*EXERCISE TASK*:
Every line below that mentions the word "system" should be copied out.

*DATASET ENTRIES*:
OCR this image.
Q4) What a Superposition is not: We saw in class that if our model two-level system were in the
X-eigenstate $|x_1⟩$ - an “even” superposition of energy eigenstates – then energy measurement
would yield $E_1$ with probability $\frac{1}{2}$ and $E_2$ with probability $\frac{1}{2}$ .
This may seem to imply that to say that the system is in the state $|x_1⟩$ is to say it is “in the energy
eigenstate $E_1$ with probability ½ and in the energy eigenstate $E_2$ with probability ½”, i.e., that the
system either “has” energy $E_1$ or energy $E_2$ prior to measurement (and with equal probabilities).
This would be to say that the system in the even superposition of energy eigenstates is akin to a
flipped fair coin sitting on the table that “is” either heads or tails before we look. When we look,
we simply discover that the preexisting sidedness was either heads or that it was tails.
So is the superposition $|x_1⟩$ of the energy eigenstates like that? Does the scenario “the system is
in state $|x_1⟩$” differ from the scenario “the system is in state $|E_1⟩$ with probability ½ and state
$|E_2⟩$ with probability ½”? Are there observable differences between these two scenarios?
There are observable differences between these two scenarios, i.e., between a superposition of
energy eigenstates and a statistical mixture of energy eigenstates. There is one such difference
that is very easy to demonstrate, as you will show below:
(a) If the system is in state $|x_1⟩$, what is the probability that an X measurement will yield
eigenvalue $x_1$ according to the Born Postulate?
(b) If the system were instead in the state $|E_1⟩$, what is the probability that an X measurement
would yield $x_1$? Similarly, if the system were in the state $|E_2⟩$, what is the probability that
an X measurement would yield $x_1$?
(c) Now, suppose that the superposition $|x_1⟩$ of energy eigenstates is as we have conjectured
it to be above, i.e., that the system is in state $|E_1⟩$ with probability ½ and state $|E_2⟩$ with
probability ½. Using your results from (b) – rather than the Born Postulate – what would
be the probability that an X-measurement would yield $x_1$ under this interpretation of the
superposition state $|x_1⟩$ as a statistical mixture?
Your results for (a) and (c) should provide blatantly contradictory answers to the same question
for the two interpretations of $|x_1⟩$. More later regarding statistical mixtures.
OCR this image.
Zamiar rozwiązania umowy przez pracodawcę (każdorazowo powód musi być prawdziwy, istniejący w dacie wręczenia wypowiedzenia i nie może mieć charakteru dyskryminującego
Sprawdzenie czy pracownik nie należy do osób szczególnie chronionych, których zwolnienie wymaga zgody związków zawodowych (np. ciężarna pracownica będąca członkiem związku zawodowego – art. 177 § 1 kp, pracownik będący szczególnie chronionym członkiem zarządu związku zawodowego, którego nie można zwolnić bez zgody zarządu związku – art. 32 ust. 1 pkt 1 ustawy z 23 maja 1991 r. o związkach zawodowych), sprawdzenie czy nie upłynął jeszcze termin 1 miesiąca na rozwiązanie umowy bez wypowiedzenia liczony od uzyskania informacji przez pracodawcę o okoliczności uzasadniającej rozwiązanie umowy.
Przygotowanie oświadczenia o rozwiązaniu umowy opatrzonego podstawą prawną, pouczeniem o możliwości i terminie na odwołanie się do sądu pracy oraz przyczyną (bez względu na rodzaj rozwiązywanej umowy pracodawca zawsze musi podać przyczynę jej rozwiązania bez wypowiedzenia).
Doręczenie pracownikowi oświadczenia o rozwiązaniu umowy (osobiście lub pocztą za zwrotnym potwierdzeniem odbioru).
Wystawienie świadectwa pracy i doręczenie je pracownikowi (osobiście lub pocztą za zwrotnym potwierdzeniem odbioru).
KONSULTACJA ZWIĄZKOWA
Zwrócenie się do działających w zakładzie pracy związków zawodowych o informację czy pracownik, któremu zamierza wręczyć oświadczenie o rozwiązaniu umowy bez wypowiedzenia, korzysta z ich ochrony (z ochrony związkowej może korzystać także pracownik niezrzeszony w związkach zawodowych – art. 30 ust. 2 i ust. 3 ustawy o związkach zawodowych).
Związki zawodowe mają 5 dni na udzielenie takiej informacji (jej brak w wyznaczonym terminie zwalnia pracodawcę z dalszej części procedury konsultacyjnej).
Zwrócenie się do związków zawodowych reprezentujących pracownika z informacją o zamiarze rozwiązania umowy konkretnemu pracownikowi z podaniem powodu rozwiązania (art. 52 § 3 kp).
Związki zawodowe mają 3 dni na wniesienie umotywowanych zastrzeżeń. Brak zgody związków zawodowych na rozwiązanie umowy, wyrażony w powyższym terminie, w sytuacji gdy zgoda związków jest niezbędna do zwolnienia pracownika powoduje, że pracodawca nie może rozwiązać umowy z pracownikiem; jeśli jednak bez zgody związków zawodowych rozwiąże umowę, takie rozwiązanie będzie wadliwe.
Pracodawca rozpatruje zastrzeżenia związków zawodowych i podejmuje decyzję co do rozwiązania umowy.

*EXPECTED OUTPUT*:
Q4) What a Superposition is not: We saw in class that if our model two-level system were in the
This may seem to imply that to say that the system is in the state $|x_1⟩$ is to say it is “in the energy
system either “has” energy $E_1$ or energy $E_2$ prior to measurement (and with equal probabilities).
This would be to say that the system in the even superposition of energy eigenstates is akin to a
So is the superposition $|x_1⟩$ of the energy eigenstates like that? Does the scenario “the system is
in state $|x_1⟩$” differ from the scenario “the system is in state $|E_1⟩$ with probability ½ and state
(a) If the system is in state $|x_1⟩$, what is the probability that an X measurement will yield
(b) If the system were instead in the state $|E_1⟩$, what is the probability that an X measurement
would yield $x_1$? Similarly, if the system were in the state $|E_2⟩$, what is the probability that
it to be above, i.e., that the system is in state $|E_1⟩$ with probability ½ and state $|E_2⟩$ with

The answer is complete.